**Text provided:**
▬▬▬

(I have exhausted all attempts at creative greeting and I'm stretching it as long as I can)
How was your week, pray-tell? February disappeared awfully quickly didn't it?
I'm so grateful for the emails and support from you guys. Whether it be verbal or transmitted through some other medium: semaphore and smoke signals are preferred. I think the silliness already manifest in the email should clue you in that I'm in a good mood and very excited for the upcoming weeks. I'm just excited for the upcoming in general!
I wanted to take a moment to wax poetic about the charm of French toilet paper! Besides the undeveloped European countries that are probably using thin particle board, it seems like the toilet paper industry has really developed here. I feel like in America it's all about plushness. And extravagance. And how soft the toilet paper can be. Charming Ultra Ultra Ultra Soft. Here in France it's a standard two-ply and there's not much negotiation to be had there either. The variety exists when it comes to colors and scents though! It's the aesthetic and sensory experience that counts here. The toilet paper aisle is no longer a wall of sterile white columns but a myriad of pastel shades: blues, greens, yellows, lavenders, oranges, and pinks. An ironically smelt experience indeed as citrus and pine scents waft about... And I think that's a pretty good metaphor for the American and European approach to life.
Update on our English friend JL:
1) Learned how to correctly spell his name!
2) Set up his WiFi and telephone
3) Befriended him with one of our French speaking investigators who is
coincidently a plumber/électricien/luchador. Two of those three things
are true. I'll let you decide for yourselves.
4) Insulated his upstairs.
5) Learned that fiberglass is itchy.
6) Built walls upstairs.
7) Learned that the famous French bureaucracy extends even to wiring
and requires all sorts of extra little rules and tidbits to be
8) Played some ping-pong in his garage
It's change time and I'm getting a new companion. After twelve weeks with Elder Deem, on Tuesday we are heading in to Paris where I will swap him out for a different model. An Elder Cheshire that I've heard many nice things about! This was certainly a period of growth and reflection for me.

▬▬▬

**Tasks to carry out:**
(a) Condense the paragraph of the email above that begins "I wanted to take a moment to wax poetic" into a short bulleted list of its main points.
(b) Write a continuation of the email above, starting after its final sentence.

**Dataset extract:**
▬▬▬

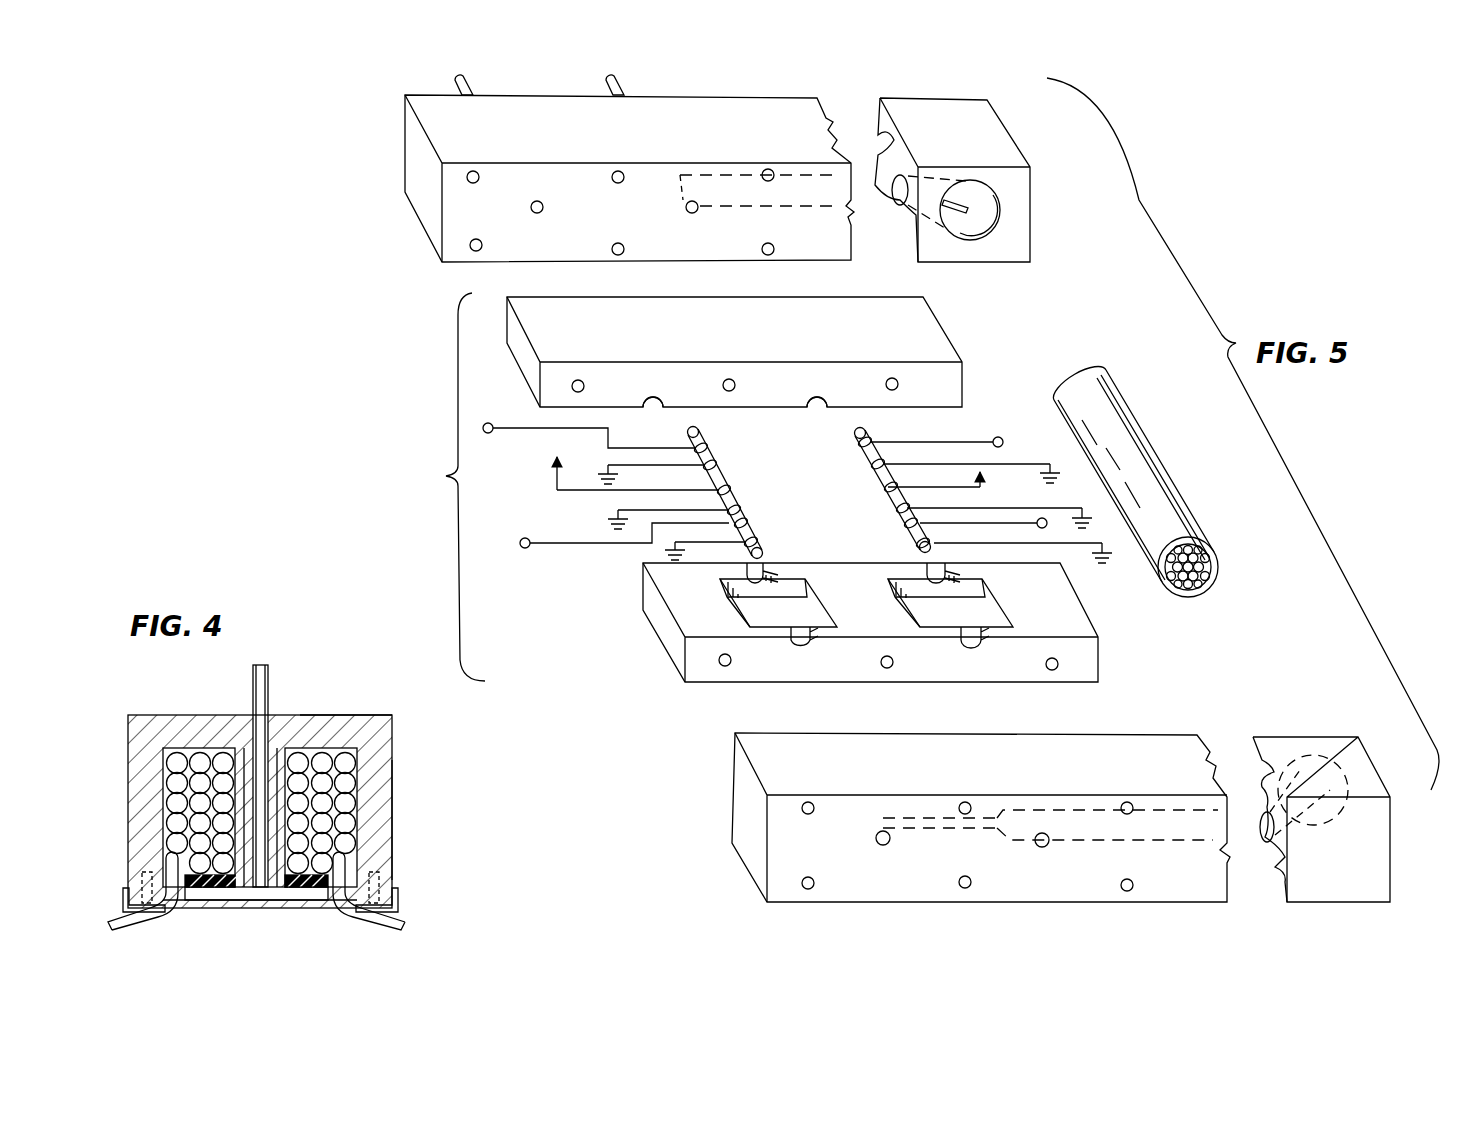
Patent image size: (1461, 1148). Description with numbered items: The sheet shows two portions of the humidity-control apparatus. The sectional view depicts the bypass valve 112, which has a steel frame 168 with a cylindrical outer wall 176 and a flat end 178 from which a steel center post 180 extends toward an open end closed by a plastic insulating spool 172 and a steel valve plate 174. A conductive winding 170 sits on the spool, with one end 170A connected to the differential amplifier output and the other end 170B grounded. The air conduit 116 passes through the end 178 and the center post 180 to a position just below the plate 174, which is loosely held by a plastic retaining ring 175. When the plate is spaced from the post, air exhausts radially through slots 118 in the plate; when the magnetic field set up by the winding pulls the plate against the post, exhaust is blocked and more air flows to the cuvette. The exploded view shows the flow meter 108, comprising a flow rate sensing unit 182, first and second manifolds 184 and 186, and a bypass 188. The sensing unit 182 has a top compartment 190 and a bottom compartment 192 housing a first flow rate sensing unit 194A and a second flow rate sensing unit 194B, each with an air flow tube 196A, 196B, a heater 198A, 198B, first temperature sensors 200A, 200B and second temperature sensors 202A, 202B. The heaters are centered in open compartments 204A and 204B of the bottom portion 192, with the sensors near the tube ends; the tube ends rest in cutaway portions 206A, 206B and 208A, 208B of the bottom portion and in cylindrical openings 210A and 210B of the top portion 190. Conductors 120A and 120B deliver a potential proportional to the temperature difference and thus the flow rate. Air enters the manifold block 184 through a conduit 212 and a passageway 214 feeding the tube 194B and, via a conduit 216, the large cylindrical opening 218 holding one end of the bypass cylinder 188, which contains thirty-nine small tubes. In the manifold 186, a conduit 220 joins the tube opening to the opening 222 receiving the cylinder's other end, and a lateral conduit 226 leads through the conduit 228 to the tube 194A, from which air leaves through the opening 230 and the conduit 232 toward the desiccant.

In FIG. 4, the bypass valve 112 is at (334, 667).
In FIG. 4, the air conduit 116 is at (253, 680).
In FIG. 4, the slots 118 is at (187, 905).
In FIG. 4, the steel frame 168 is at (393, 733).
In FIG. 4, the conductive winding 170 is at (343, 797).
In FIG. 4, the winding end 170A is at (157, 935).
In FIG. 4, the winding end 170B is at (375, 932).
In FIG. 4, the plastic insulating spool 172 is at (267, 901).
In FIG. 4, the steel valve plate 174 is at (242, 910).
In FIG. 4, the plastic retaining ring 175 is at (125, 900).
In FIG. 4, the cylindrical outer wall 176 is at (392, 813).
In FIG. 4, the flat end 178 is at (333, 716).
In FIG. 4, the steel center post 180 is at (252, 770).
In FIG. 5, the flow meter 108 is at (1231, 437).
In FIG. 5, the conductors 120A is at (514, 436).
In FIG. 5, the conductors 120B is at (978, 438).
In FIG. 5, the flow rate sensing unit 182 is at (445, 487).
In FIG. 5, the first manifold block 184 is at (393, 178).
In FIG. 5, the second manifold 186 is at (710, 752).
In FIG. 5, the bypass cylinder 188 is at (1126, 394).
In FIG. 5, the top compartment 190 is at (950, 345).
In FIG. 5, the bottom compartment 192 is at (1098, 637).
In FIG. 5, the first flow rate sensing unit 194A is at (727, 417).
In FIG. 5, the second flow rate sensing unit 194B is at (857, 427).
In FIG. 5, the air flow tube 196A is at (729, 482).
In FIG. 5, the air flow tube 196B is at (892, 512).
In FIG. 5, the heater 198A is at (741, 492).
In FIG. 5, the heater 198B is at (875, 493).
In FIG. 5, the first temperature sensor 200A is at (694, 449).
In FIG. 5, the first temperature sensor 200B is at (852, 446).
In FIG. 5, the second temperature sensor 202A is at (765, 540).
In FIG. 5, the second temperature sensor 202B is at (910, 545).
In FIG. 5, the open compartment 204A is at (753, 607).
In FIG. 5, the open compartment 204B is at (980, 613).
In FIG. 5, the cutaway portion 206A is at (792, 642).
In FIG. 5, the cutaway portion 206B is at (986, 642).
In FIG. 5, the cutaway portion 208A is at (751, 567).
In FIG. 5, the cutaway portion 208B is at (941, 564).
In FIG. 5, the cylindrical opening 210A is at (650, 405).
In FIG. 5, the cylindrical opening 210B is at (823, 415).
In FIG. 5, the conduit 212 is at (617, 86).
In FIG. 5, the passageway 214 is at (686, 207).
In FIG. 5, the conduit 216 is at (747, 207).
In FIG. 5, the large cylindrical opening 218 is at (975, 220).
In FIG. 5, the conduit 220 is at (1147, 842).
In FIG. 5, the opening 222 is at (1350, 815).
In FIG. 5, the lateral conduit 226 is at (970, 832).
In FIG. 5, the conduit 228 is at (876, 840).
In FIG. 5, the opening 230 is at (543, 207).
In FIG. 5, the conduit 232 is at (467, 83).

▬▬▬

**Answers to the problems:**
(a)
- American toilet paper focuses on plushness, extravagance, and softness.
- In France, toilet paper is a standard two-ply, with little room for negotiation.
- French variety comes in colors and scents instead: pastel blues, greens, yellows, lavenders, oranges, and pinks, with citrus and pine scents.
- The emphasis is on the aesthetic and sensory experience.
- The writer treats this as a metaphor for the American and European approaches to life.

(b)
Another Elder of whom I've been given charge received the news this week that he would be going home 6 months early because of some back pain. The sudden and unexpected halt to everything he knew was a bit of an emotional experience. So come Wednesday and the normal district meeting that I direct rolls about and he asks to have the chance to give a bit of a farewell speech of sorts. This was someone who had been having a hard time lately, and as he started talking about what these 18 months had meant to him, how hard and tough it was at times, the highs and the lows, you could just feel like this was someone who had changed. This was someone who had suffered more than his fair share of problems-- some of which were problems he had created-- but it was someone who had not only succeeded in keeping his head above the water, but someone who had learned to swim despite pretty turbulent storms. He, and all of us listening, were able to see how much this person had grown up and taken responsibility for who he wanted to be and the person that he was. This whole speech was given with a touch of humour and sarcasm though that gave way to the suppressed sentimentality we all knew this person really had. He told us how much he cared about each and everyone of us. That was the last message he wanted to leave. There wasn't an ounce of selfishness or a desire to flaunt achievement. Here, surprised and totally unsure about his future, all this guy wanted us to know, his very parting message, was an expression of love and a vote of confidence. And that is the most basic element of success! It's so simple. It's one of the raw resources, if not the raw resource, of humanity! Of this life! Liking, loving, and trusting one another. It was super beautiful to see that
|Our District/Zone meeting on the beach|
Now that the cheese and prétention is over! Look at the cool thing I did this week that none of you did :)
Way back when I was told I'd be moving to this here part of France a sassy old Frenchman named Alain told me that there were a bunch of old megalith sights to go find and see in the area. So I came here and spent 11 weeks looking out for mini-Stonehenge's with no results except for a very small pile of rocks in the middle of a farm. Trespassing is still illegal in France so we didn't go see that. Today though! I found the druids! I found the coolest rocks I've ever seen! And I've seen at least a couple hundred rocks in my 21 years!! See attached photos. It's super weird because they aren't advertised and there isn't much in the way of signage. One minute we were on the road and the next the normal houses on the off to the right gave gave way to stretching fields of rocks!
Love you guys!
Have a great week!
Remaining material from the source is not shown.